## Extracted data entries

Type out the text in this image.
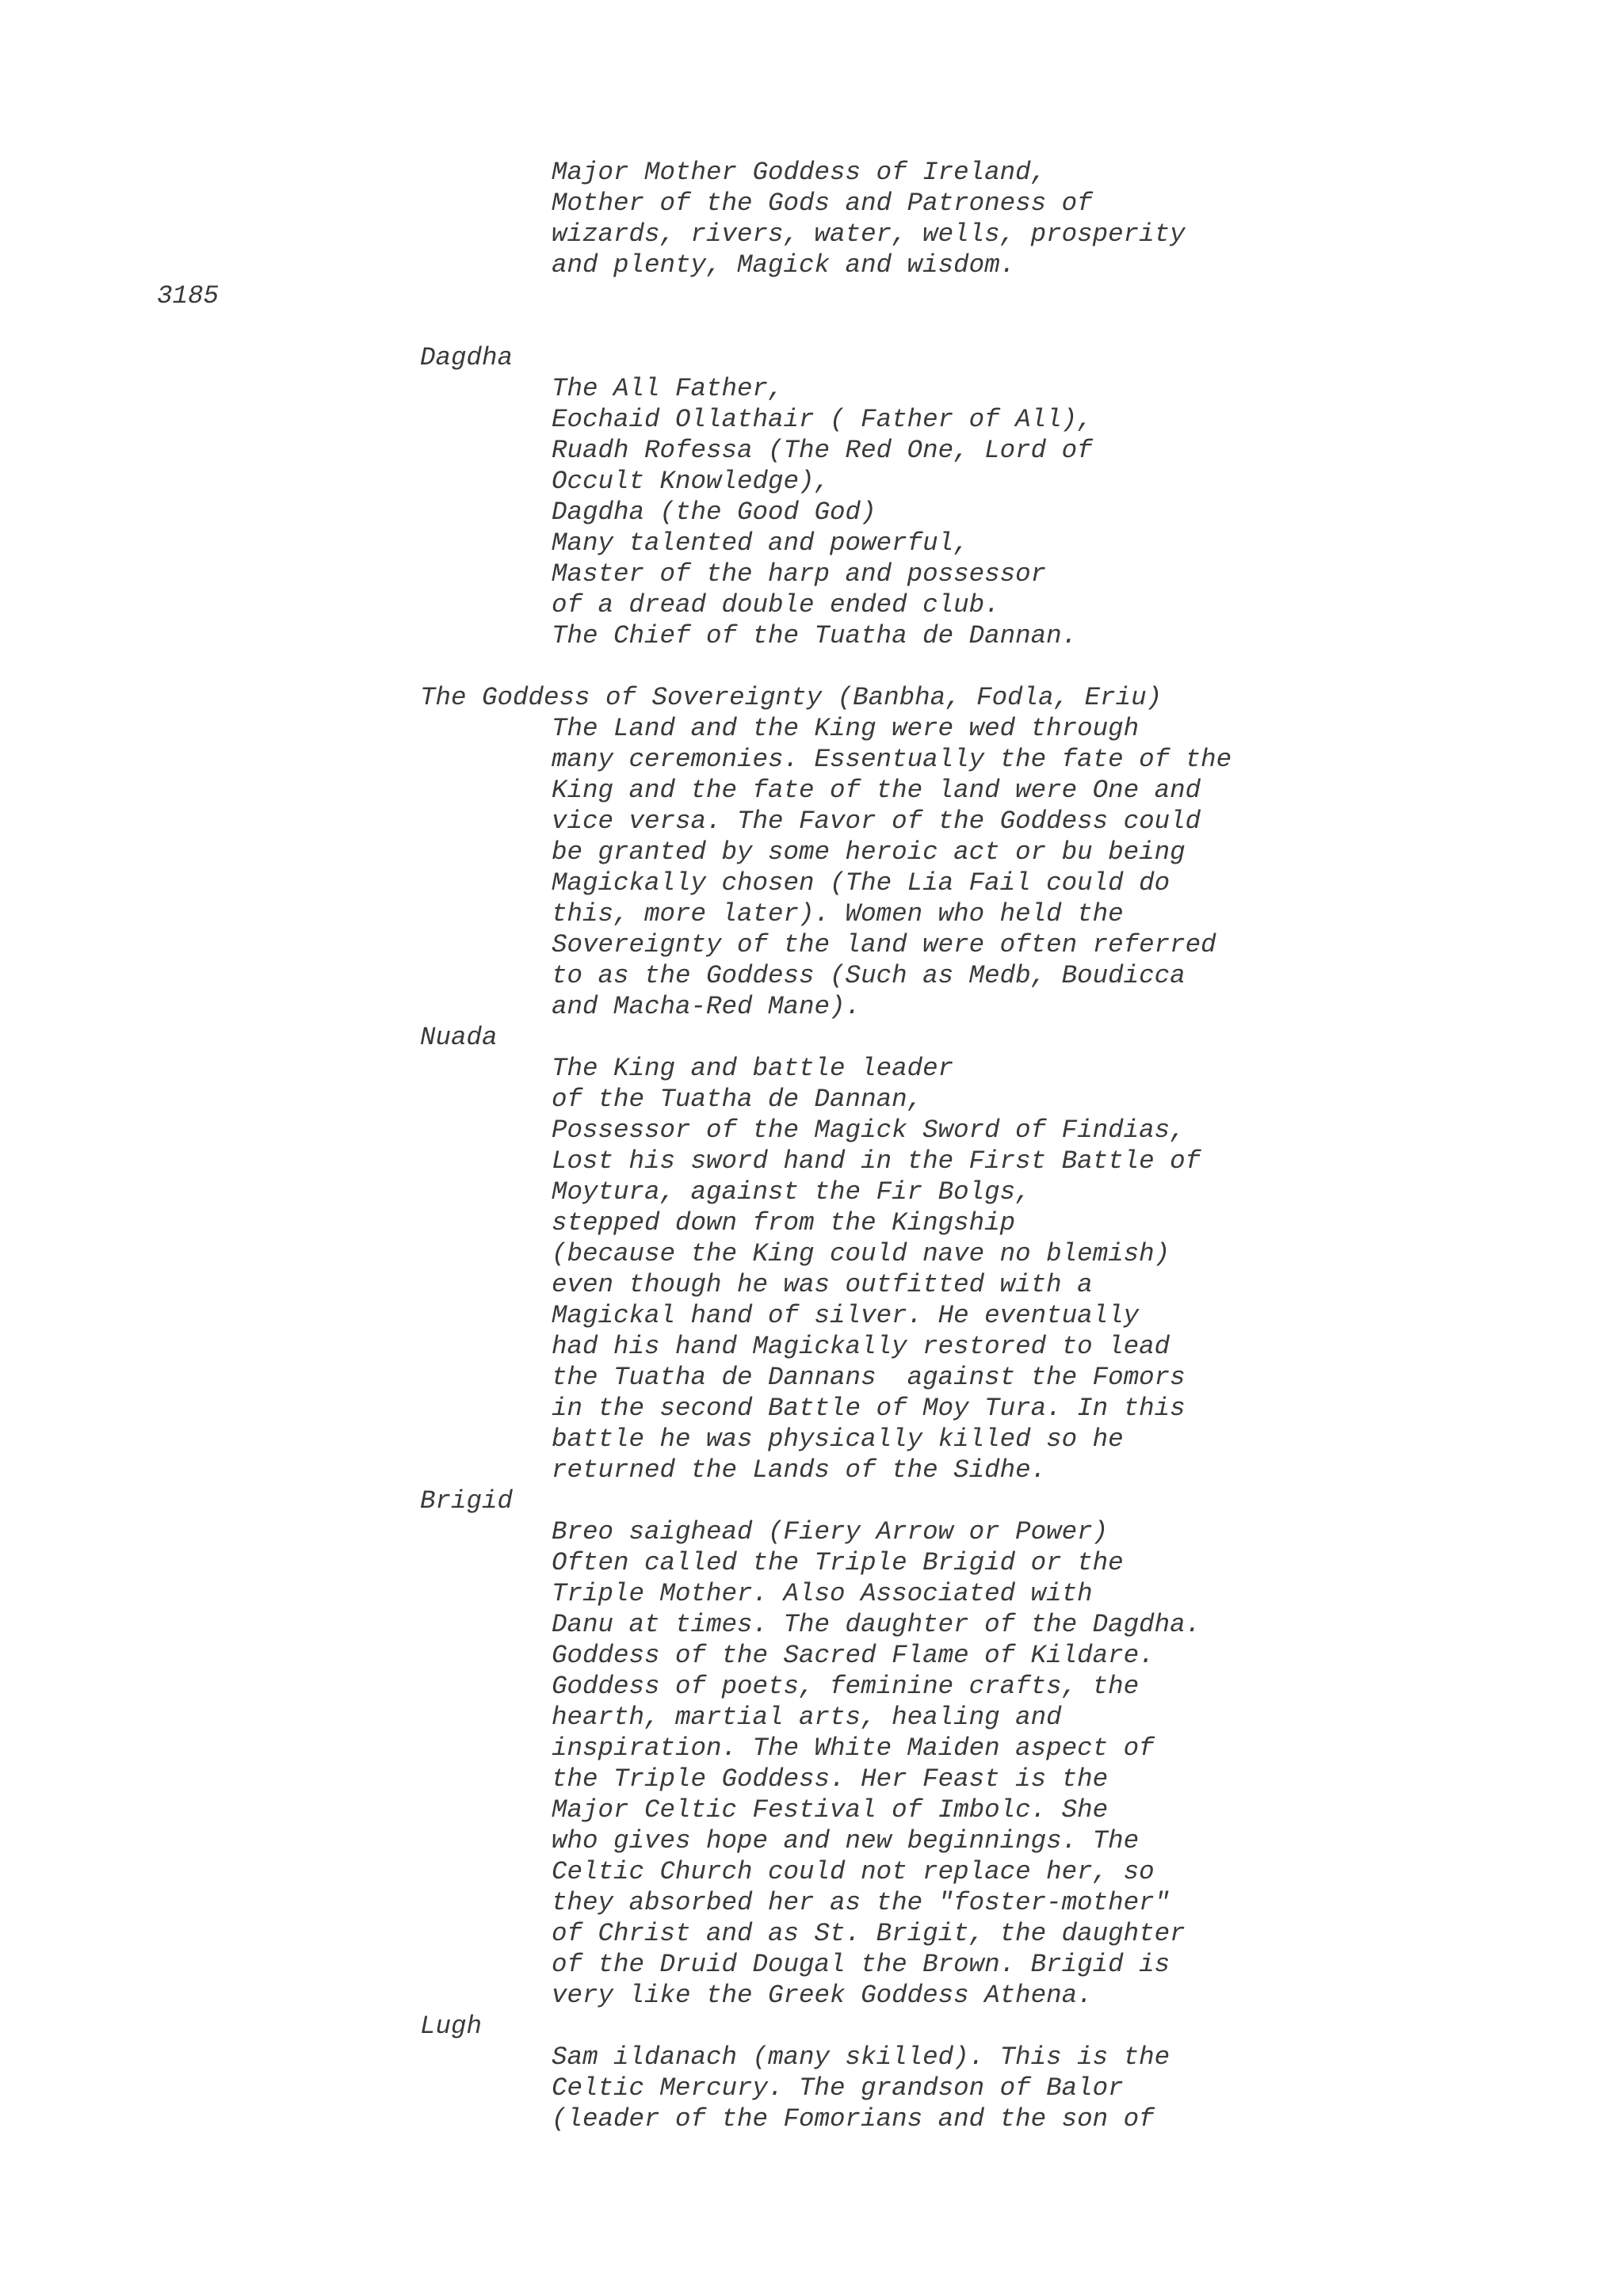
Major Mother Goddess of Ireland,

Mother of the Gods and Patroness of

wizards, rivers, water, wells, prosperity

and plenty, Magick and wisdom.

3185

Dagdha

The All Father,

Eochaid Ollathair ( Father of All),

Ruadh Rofessa (The Red One, Lord of

Occult Knowledge),

Dagdha (the Good God)

Many talented and powerful,

Master of the harp and possessor

of a dread double ended club.

The Chief of the Tuatha de Dannan.

The Goddess of Sovereignty (Banbha, Fodla, Eriu)

The Land and the King were wed through

many ceremonies. Essentually the fate of the

King and the fate of the land were One and

vice versa. The Favor of the Goddess could

be granted by some heroic act or bu being

Magickally chosen (The Lia Fail could do

this, more later). Women who held the

Sovereignty of the land were often referred

to as the Goddess (Such as Medb, Boudicca

and Macha-Red Mane).

Nuada

The King and battle leader

of the Tuatha de Dannan,

Possessor of the Magick Sword of Findias,

Lost his sword hand in the First Battle of

Moytura, against the Fir Bolgs,

stepped down from the Kingship

(because the King could nave no blemish)

even though he was outfitted with a

Magickal hand of silver. He eventually

had his hand Magickally restored to lead

the Tuatha de Dannans  against the Fomors

in the second Battle of Moy Tura. In this

battle he was physically killed so he

returned the Lands of the Sidhe.

Brigid

Breo saighead (Fiery Arrow or Power)

Often called the Triple Brigid or the

Triple Mother. Also Associated with

Danu at times. The daughter of the Dagdha.

Goddess of the Sacred Flame of Kildare.

Goddess of poets, feminine crafts, the

hearth, martial arts, healing and

inspiration. The White Maiden aspect of

the Triple Goddess. Her Feast is the

Major Celtic Festival of Imbolc. She

who gives hope and new beginnings. The

Celtic Church could not replace her, so

they absorbed her as the "foster-mother"

of Christ and as St. Brigit, the daughter

of the Druid Dougal the Brown. Brigid is

very like the Greek Goddess Athena.

Lugh

Sam ildanach (many skilled). This is the

Celtic Mercury. The grandson of Balor

(leader of the Fomorians and the son of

## To be done
Print out the whole of the material word for word, without pictures.

## Reply to the exercise
Type out the text in this image.
Major Mother Goddess of Ireland,

Mother of the Gods and Patroness of

wizards, rivers, water, wells, prosperity

and plenty, Magick and wisdom.

3185

Dagdha

The All Father,

Eochaid Ollathair ( Father of All),

Ruadh Rofessa (The Red One, Lord of

Occult Knowledge),

Dagdha (the Good God)

Many talented and powerful,

Master of the harp and possessor

of a dread double ended club.

The Chief of the Tuatha de Dannan.

The Goddess of Sovereignty (Banbha, Fodla, Eriu)

The Land and the King were wed through

many ceremonies. Essentually the fate of the

King and the fate of the land were One and

vice versa. The Favor of the Goddess could

be granted by some heroic act or bu being

Magickally chosen (The Lia Fail could do

this, more later). Women who held the

Sovereignty of the land were often referred

to as the Goddess (Such as Medb, Boudicca

and Macha-Red Mane).

Nuada

The King and battle leader

of the Tuatha de Dannan,

Possessor of the Magick Sword of Findias,

Lost his sword hand in the First Battle of

Moytura, against the Fir Bolgs,

stepped down from the Kingship

(because the King could nave no blemish)

even though he was outfitted with a

Magickal hand of silver. He eventually

had his hand Magickally restored to lead

the Tuatha de Dannans  against the Fomors

in the second Battle of Moy Tura. In this

battle he was physically killed so he

returned the Lands of the Sidhe.

Brigid

Breo saighead (Fiery Arrow or Power)

Often called the Triple Brigid or the

Triple Mother. Also Associated with

Danu at times. The daughter of the Dagdha.

Goddess of the Sacred Flame of Kildare.

Goddess of poets, feminine crafts, the

hearth, martial arts, healing and

inspiration. The White Maiden aspect of

the Triple Goddess. Her Feast is the

Major Celtic Festival of Imbolc. She

who gives hope and new beginnings. The

Celtic Church could not replace her, so

they absorbed her as the "foster-mother"

of Christ and as St. Brigit, the daughter

of the Druid Dougal the Brown. Brigid is

very like the Greek Goddess Athena.

Lugh

Sam ildanach (many skilled). This is the

Celtic Mercury. The grandson of Balor

(leader of the Fomorians and the son of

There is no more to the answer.